Work instructions -> In the records that follow, show each line where the word "name" is present.
*** Records for this exercise ***
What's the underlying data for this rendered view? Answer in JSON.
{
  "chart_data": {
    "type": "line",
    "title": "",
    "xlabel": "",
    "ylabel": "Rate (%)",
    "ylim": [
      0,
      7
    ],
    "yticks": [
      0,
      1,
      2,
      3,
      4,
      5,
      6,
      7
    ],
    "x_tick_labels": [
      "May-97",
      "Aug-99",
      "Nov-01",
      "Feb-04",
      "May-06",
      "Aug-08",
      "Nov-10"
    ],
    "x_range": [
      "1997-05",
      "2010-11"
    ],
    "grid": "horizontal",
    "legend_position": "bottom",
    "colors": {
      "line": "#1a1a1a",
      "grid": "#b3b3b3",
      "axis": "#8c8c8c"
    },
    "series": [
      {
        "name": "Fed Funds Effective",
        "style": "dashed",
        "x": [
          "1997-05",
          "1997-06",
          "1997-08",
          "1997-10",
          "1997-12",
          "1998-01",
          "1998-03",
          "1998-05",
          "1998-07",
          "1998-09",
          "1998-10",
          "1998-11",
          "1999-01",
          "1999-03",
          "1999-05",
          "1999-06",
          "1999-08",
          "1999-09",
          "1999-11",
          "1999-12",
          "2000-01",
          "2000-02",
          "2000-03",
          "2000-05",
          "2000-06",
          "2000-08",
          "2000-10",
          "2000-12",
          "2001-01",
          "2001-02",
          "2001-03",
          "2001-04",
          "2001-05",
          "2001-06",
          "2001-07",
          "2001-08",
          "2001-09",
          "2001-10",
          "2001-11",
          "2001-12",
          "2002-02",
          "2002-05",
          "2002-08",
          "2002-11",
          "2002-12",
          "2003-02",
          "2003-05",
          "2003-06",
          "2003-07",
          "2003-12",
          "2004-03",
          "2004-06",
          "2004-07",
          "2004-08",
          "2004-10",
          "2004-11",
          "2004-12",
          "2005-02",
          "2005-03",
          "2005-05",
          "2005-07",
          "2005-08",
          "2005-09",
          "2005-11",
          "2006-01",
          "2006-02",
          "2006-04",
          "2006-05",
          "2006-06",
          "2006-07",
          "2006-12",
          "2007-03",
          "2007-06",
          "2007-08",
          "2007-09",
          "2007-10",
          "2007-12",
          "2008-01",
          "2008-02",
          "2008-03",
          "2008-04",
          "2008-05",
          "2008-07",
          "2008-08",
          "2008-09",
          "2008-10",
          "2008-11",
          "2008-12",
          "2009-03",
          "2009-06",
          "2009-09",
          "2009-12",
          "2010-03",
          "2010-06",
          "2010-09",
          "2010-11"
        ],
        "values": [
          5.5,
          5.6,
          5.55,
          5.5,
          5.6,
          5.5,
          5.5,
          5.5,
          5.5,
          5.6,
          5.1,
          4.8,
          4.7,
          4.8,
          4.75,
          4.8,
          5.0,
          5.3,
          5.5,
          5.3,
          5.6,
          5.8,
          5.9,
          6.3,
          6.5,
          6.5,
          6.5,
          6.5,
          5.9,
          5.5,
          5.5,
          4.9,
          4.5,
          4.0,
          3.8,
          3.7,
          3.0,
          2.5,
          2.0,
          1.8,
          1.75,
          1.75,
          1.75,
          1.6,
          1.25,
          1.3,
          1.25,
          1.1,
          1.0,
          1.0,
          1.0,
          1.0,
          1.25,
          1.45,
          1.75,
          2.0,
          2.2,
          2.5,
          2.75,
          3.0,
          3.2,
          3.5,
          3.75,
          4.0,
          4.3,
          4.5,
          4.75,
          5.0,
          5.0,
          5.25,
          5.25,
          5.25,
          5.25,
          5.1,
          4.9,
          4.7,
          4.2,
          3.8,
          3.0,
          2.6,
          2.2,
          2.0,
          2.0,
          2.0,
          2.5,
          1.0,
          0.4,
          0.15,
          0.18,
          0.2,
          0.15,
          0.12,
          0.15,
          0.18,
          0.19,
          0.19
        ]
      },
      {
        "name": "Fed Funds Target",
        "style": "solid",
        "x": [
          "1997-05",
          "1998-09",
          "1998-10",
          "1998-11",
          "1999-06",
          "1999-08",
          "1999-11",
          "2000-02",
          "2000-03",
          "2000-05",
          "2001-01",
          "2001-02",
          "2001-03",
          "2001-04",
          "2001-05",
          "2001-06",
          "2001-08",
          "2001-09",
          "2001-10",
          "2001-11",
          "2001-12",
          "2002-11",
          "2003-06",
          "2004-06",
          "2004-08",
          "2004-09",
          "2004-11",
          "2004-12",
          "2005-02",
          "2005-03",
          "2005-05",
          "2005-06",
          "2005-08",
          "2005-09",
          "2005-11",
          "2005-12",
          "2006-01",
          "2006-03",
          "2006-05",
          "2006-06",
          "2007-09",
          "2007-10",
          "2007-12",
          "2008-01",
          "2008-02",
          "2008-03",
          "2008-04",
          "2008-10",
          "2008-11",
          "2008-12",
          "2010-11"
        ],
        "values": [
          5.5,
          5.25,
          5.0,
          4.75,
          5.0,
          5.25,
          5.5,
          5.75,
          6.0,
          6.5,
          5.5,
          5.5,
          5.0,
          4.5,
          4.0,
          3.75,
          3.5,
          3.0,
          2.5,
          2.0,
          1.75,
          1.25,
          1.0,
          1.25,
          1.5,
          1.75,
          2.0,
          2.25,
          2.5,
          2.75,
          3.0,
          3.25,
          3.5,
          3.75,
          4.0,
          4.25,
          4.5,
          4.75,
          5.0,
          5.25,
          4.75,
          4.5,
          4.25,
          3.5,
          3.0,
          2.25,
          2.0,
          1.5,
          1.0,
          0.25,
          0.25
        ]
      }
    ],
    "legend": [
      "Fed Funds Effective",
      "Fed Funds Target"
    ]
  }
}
***
Full response ->
        "name": "Fed Funds Effective",
        "name": "Fed Funds Target",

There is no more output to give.